_PROBLEM DETAILS_
Each line of the material below that holds the word "without" needs to be copied.

_Items from a dataset_
===

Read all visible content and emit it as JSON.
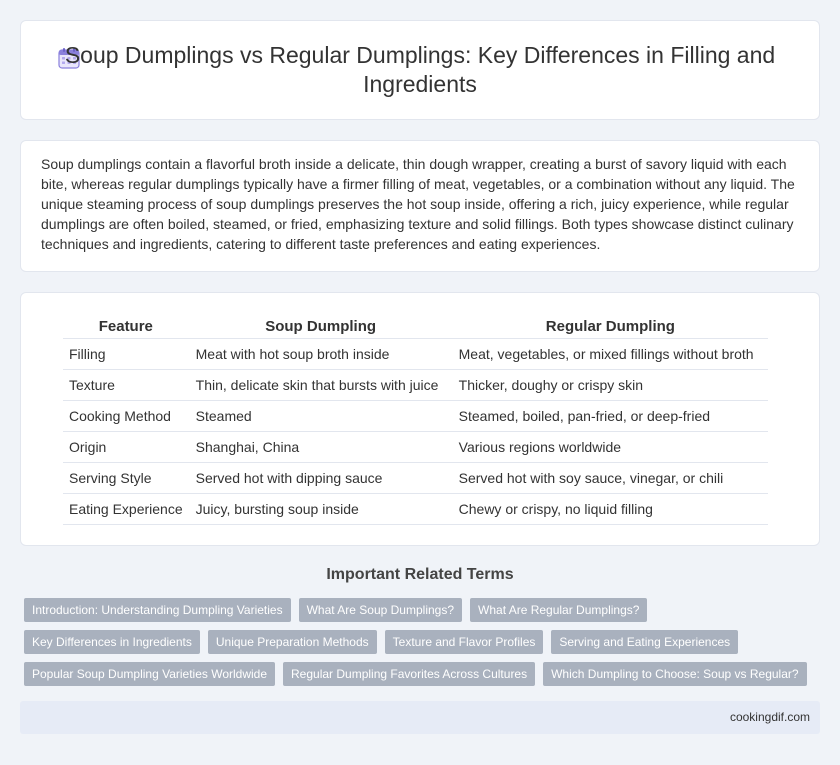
{
  "header": {
    "title": "Soup Dumplings vs Regular Dumplings: Key Differences in Filling and Ingredients",
    "icon": "calendar-icon",
    "icon_color": "#7b6fd6"
  },
  "intro": {
    "text": "Soup dumplings contain a flavorful broth inside a delicate, thin dough wrapper, creating a burst of savory liquid with each bite, whereas regular dumplings typically have a firmer filling of meat, vegetables, or a combination without any liquid. The unique steaming process of soup dumplings preserves the hot soup inside, offering a rich, juicy experience, while regular dumplings are often boiled, steamed, or fried, emphasizing texture and solid fillings. Both types showcase distinct culinary techniques and ingredients, catering to different taste preferences and eating experiences."
  },
  "table": {
    "headers": [
      "Feature",
      "Soup Dumpling",
      "Regular Dumpling"
    ],
    "rows": [
      [
        "Filling",
        "Meat with hot soup broth inside",
        "Meat, vegetables, or mixed fillings without broth"
      ],
      [
        "Texture",
        "Thin, delicate skin that bursts with juice",
        "Thicker, doughy or crispy skin"
      ],
      [
        "Cooking Method",
        "Steamed",
        "Steamed, boiled, pan-fried, or deep-fried"
      ],
      [
        "Origin",
        "Shanghai, China",
        "Various regions worldwide"
      ],
      [
        "Serving Style",
        "Served hot with dipping sauce",
        "Served hot with soy sauce, vinegar, or chili"
      ],
      [
        "Eating Experience",
        "Juicy, bursting soup inside",
        "Chewy or crispy, no liquid filling"
      ]
    ]
  },
  "related": {
    "title": "Important Related Terms",
    "rows": [
      [
        "Introduction: Understanding Dumpling Varieties",
        "What Are Soup Dumplings?",
        "What Are Regular Dumplings?"
      ],
      [
        "Key Differences in Ingredients",
        "Unique Preparation Methods",
        "Texture and Flavor Profiles",
        "Serving and Eating Experiences"
      ],
      [
        "Popular Soup Dumpling Varieties Worldwide",
        "Regular Dumpling Favorites Across Cultures",
        "Which Dumpling to Choose: Soup vs Regular?"
      ]
    ]
  },
  "footer": {
    "text": "cookingdif.com"
  }
}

===

_REPLY_
    "text": "Soup dumplings contain a flavorful broth inside a delicate, thin dough wrapper, creating a burst of savory liquid with each bite, whereas regular dumplings typically have a firmer filling of meat, vegetables, or a combination without any liquid. The unique steaming process of soup dumplings preserves the hot soup inside, offering a rich, juicy experience, while regular dumplings are often boiled, steamed, or fried, emphasizing texture and solid fillings. Both types showcase distinct culinary techniques and ingredients, catering to different taste preferences and eating experiences."
        "Meat, vegetables, or mixed fillings without broth"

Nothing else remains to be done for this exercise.